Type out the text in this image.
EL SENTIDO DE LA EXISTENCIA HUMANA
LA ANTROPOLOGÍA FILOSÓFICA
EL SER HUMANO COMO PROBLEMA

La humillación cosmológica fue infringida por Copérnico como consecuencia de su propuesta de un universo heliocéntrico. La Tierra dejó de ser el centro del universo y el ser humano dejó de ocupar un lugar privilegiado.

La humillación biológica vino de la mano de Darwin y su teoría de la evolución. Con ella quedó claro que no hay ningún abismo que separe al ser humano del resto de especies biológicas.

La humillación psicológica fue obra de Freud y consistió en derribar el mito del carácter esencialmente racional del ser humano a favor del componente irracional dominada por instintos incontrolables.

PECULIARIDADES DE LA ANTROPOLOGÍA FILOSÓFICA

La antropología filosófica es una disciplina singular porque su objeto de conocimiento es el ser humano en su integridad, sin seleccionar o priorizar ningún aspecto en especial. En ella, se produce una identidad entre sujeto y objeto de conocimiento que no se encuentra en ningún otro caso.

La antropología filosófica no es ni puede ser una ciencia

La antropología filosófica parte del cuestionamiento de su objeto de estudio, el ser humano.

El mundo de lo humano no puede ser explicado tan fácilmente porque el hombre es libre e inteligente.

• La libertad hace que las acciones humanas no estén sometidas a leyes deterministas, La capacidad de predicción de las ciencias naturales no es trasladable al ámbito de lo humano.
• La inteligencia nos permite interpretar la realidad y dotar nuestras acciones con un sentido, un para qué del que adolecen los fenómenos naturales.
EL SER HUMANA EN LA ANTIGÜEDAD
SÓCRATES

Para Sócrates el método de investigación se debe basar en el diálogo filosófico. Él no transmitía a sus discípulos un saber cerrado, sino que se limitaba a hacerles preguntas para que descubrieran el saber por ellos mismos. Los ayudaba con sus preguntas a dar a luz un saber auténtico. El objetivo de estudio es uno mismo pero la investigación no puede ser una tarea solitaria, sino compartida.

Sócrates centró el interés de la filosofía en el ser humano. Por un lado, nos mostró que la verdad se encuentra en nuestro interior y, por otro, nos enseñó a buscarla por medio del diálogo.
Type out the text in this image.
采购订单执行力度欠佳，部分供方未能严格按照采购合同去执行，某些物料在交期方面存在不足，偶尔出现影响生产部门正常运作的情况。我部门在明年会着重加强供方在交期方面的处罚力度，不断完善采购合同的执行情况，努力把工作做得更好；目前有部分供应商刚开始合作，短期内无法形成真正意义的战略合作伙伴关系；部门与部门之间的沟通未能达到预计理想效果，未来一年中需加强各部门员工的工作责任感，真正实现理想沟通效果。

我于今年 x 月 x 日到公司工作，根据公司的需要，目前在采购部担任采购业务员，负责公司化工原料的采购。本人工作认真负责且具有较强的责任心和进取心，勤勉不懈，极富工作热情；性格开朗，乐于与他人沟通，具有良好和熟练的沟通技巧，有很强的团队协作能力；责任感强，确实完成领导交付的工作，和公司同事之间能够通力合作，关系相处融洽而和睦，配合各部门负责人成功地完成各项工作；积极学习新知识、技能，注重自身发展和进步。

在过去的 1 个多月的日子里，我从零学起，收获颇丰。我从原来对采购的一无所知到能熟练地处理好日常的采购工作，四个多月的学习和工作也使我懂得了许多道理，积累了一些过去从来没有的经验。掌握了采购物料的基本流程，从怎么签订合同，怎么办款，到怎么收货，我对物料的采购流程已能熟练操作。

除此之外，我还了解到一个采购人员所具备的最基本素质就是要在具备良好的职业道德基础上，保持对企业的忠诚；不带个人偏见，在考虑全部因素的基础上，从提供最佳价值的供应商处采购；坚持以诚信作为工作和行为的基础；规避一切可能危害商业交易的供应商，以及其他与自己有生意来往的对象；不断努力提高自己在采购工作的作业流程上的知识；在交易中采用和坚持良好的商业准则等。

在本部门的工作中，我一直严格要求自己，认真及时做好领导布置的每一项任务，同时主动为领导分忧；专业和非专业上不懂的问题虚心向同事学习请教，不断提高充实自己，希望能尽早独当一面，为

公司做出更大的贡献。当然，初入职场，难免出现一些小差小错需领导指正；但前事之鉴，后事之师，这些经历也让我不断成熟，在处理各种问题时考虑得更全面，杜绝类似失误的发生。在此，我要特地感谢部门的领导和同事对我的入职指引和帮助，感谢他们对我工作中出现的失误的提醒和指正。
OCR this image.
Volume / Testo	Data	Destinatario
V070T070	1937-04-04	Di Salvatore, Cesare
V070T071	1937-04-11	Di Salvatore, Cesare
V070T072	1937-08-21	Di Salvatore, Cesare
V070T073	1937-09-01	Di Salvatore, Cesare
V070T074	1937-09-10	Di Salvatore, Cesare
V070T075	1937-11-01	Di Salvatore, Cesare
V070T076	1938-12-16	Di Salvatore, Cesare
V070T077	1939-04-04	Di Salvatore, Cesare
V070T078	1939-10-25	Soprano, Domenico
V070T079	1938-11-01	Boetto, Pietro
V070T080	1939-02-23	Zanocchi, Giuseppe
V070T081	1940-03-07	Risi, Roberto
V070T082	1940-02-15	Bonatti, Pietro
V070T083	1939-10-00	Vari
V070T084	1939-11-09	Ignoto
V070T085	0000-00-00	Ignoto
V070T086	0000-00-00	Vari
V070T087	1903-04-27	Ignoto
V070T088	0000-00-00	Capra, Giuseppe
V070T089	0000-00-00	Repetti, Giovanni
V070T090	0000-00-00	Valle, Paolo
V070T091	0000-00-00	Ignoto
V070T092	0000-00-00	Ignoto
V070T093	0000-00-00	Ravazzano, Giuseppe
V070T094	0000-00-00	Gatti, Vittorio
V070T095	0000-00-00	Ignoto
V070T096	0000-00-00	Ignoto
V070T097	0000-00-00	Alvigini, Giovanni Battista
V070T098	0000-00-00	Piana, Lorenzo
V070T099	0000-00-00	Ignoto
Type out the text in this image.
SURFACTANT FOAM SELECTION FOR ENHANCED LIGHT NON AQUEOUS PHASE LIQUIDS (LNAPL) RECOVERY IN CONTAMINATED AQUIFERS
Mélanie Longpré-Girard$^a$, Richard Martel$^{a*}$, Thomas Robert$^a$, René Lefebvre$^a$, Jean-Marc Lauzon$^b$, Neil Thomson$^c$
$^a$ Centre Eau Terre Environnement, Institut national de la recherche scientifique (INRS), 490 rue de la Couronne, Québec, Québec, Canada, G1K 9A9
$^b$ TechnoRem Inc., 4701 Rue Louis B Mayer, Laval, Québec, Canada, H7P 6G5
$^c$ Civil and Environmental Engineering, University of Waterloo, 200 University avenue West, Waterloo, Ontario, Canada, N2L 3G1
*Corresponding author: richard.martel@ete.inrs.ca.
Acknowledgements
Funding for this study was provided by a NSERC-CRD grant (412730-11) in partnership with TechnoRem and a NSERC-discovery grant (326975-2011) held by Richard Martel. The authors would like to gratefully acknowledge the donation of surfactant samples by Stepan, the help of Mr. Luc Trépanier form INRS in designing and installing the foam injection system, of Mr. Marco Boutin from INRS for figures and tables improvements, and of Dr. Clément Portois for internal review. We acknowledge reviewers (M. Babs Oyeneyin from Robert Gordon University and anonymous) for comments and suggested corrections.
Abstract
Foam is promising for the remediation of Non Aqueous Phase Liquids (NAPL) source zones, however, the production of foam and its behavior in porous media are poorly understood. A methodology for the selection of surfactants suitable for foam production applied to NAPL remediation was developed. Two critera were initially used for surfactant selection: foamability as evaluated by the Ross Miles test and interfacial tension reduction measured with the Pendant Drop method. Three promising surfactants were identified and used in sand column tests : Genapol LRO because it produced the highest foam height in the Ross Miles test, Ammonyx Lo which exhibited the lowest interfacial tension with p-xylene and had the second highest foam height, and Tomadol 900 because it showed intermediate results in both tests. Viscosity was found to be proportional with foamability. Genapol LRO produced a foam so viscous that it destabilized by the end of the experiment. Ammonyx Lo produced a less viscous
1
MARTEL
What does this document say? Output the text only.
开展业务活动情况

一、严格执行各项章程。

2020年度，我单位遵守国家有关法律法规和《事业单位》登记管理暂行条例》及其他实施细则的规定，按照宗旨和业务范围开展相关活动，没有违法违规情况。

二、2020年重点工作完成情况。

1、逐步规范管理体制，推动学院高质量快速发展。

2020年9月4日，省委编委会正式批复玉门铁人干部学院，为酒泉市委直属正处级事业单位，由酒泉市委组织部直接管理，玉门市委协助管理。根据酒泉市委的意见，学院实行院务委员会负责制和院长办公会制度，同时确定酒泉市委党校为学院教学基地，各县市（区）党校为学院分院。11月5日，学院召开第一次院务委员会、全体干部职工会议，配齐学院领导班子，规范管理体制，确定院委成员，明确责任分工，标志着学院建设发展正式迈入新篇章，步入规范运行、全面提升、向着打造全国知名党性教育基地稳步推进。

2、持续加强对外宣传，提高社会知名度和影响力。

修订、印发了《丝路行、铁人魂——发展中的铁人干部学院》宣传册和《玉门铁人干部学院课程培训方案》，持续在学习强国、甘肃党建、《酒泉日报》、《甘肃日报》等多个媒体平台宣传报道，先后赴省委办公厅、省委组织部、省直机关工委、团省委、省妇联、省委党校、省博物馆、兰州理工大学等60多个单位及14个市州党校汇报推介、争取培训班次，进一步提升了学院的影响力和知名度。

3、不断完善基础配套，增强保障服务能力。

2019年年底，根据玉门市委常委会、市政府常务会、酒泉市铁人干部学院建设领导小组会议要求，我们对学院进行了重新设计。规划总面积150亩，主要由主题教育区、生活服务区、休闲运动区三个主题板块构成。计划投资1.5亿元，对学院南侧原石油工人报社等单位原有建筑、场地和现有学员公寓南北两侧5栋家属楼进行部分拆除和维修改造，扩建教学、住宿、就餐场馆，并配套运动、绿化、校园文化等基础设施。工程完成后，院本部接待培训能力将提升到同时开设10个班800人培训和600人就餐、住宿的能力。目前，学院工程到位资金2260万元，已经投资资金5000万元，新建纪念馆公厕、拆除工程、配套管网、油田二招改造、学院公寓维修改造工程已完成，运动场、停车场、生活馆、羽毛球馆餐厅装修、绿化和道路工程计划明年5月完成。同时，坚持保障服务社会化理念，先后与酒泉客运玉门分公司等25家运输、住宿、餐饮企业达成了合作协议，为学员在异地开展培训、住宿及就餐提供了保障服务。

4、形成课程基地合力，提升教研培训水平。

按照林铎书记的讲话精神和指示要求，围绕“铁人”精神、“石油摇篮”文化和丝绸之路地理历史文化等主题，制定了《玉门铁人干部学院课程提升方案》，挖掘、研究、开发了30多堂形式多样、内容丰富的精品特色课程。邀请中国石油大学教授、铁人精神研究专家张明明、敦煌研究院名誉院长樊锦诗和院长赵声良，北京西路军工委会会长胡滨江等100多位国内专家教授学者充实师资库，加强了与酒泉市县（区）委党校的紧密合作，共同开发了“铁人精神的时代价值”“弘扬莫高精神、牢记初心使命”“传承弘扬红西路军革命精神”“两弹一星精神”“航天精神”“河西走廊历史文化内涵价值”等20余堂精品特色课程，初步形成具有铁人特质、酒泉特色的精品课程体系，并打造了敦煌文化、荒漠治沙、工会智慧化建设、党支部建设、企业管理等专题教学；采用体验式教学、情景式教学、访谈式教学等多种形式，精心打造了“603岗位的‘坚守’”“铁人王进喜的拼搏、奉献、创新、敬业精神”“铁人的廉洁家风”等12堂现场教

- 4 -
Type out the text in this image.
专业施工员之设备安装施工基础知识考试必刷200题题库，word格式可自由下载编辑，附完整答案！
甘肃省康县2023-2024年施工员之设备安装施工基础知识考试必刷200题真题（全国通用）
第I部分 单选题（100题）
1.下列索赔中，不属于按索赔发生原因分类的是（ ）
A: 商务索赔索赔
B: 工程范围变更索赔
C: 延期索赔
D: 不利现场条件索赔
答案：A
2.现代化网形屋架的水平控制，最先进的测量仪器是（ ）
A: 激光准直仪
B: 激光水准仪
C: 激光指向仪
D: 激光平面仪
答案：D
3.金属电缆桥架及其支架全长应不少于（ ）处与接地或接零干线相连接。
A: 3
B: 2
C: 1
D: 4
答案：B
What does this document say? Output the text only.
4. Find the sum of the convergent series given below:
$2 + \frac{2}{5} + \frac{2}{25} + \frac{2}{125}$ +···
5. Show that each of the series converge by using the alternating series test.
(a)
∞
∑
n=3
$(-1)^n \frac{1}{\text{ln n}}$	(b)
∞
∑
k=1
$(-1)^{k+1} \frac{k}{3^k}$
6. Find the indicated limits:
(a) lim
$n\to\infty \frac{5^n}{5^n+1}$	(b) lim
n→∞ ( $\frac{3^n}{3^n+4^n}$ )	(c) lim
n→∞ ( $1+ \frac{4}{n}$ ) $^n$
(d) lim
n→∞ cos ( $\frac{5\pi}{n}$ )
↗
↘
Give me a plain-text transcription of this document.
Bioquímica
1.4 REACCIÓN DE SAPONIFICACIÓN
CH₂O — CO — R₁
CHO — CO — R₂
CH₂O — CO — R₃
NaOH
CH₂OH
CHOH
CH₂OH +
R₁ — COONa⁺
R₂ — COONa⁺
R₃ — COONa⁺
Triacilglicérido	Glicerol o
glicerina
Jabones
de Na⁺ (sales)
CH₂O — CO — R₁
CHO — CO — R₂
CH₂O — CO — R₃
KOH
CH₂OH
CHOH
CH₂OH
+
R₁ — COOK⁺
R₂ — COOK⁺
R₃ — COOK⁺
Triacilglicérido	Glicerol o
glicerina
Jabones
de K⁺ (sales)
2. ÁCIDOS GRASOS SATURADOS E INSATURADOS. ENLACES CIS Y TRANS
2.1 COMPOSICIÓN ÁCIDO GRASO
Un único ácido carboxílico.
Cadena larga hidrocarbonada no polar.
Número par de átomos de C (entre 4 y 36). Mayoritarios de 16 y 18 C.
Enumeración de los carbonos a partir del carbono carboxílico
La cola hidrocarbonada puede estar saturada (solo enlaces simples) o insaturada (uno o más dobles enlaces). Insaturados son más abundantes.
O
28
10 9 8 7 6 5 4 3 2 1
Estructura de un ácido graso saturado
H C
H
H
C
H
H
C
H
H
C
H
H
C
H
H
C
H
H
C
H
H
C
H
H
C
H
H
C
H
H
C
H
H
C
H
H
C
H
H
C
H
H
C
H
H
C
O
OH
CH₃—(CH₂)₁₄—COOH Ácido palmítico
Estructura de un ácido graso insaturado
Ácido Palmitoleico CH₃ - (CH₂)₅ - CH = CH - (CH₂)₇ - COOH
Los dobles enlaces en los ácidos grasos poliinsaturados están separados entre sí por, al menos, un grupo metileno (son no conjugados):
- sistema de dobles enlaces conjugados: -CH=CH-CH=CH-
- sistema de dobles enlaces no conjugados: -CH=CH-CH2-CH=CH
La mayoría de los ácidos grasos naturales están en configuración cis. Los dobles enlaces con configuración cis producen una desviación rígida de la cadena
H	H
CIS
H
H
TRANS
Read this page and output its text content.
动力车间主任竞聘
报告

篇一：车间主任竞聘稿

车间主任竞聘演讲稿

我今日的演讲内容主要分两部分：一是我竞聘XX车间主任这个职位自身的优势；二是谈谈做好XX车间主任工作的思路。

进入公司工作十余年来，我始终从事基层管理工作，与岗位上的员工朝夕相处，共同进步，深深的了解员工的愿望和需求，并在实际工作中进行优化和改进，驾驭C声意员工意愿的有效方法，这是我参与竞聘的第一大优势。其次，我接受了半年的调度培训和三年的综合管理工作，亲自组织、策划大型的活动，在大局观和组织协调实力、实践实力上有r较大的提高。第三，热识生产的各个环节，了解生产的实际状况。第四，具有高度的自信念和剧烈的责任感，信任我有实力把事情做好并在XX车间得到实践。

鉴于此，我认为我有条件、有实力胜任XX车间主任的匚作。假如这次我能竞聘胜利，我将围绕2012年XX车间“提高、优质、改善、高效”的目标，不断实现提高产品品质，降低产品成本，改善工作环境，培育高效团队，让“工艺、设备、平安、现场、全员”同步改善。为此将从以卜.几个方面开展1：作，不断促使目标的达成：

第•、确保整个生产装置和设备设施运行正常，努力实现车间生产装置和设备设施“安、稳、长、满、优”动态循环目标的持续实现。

* * * * * * * * *

Required task: Check each line above for the word "están" and say how many have it, with nothing else.

Finished answer: 2